Start of EXTRACTED ENTRIES

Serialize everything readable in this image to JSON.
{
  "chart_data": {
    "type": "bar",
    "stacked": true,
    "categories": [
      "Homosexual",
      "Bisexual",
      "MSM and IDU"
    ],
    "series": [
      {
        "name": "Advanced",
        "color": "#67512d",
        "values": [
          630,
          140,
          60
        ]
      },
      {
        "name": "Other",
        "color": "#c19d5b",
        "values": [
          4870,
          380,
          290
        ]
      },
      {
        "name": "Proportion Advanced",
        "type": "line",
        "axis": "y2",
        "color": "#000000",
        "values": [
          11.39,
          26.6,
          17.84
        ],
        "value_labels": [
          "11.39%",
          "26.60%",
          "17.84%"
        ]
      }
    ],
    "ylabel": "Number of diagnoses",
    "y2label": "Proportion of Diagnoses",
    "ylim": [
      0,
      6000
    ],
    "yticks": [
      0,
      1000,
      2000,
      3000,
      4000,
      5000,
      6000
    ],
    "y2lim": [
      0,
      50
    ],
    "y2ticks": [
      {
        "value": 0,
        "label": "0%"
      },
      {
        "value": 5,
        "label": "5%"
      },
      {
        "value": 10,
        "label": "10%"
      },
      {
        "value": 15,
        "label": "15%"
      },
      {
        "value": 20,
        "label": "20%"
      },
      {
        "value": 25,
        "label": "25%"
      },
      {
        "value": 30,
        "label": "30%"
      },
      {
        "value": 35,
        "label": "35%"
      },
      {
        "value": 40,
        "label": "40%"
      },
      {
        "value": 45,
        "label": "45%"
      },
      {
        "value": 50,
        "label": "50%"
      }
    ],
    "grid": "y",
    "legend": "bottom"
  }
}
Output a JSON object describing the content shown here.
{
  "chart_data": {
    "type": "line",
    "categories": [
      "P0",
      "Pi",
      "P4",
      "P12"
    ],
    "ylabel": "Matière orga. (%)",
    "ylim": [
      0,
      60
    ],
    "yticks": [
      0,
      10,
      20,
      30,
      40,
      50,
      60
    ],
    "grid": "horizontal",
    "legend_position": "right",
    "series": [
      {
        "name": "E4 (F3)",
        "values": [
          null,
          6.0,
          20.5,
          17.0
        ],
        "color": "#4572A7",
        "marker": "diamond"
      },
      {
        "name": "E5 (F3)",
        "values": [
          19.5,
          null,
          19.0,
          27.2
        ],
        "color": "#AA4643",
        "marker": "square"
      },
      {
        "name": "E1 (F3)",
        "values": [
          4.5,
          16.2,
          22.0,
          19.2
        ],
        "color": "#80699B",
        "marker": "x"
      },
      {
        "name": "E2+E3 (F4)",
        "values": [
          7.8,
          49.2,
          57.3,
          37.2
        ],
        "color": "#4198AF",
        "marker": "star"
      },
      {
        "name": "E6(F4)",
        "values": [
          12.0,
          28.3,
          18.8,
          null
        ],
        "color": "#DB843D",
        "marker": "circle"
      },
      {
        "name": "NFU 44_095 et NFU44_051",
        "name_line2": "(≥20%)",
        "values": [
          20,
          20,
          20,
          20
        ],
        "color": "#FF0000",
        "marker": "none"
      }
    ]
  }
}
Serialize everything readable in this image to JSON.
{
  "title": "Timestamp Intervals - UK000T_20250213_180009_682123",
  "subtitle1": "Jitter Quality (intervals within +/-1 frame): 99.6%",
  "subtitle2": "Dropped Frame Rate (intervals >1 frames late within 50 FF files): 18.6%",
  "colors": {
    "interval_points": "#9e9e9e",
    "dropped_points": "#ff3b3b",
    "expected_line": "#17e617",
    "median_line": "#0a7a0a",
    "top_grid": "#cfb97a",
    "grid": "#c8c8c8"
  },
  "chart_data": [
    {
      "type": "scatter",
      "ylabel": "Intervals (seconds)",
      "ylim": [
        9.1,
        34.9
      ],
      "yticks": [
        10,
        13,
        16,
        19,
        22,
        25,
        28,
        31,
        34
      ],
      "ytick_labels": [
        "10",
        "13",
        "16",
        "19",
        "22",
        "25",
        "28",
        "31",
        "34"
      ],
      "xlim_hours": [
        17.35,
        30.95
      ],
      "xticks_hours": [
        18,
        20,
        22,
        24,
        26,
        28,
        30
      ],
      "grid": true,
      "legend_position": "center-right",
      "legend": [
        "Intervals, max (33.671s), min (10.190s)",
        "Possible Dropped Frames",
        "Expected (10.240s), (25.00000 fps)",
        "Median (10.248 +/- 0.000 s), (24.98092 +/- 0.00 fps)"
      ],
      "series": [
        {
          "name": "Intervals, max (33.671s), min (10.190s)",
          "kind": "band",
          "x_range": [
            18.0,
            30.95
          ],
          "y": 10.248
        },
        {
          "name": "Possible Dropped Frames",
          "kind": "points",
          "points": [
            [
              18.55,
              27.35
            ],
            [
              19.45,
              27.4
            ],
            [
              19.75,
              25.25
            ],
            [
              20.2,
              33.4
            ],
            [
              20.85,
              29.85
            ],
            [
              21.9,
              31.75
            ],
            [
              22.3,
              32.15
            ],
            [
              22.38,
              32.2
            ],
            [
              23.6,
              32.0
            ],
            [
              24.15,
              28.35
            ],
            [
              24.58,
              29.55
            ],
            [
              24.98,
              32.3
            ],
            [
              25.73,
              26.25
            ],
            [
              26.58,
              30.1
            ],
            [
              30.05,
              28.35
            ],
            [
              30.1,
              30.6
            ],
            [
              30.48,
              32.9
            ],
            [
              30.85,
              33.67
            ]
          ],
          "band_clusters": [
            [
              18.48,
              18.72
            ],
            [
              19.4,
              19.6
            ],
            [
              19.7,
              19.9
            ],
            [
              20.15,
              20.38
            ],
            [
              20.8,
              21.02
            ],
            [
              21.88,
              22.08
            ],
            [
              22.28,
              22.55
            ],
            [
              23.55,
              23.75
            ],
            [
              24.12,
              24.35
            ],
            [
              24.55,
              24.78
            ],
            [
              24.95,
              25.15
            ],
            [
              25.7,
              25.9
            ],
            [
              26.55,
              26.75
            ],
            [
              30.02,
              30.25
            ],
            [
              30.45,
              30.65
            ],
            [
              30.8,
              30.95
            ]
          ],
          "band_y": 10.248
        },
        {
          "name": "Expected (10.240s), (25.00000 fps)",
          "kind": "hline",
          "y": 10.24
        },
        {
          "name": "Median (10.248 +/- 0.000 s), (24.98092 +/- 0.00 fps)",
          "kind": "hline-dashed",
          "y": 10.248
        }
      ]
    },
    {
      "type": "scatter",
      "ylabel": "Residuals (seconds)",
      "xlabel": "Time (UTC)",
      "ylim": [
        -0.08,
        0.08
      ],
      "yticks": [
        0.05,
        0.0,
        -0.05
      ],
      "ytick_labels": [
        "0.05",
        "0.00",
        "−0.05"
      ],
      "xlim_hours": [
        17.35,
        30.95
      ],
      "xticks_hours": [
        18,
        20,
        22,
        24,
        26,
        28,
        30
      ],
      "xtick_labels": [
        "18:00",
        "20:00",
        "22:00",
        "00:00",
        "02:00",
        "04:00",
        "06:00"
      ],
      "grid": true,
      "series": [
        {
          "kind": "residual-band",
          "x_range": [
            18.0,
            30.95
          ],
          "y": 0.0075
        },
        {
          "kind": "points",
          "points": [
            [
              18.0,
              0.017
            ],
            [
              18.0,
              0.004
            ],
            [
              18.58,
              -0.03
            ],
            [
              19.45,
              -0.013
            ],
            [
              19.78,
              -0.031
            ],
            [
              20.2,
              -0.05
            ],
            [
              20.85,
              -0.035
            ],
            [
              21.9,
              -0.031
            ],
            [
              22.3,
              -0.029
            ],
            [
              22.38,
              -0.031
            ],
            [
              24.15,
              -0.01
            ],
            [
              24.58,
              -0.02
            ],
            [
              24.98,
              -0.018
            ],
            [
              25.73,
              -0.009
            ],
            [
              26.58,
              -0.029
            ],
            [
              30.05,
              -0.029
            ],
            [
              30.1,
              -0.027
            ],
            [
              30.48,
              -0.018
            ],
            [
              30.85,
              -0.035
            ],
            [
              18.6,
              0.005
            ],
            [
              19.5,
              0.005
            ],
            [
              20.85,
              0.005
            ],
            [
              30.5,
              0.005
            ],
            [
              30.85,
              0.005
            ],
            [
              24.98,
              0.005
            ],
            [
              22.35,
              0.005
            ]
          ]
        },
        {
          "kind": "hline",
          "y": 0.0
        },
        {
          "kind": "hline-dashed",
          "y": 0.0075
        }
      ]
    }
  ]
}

End of EXTRACTED ENTRIES

PROBLEM STATEMENT:
In the entries above, find lines with "type" and copy each.

SOLVED EXERCISE:
    "type": "bar",
        "type": "line",
    "type": "line",
      "type": "scatter",
      "type": "scatter",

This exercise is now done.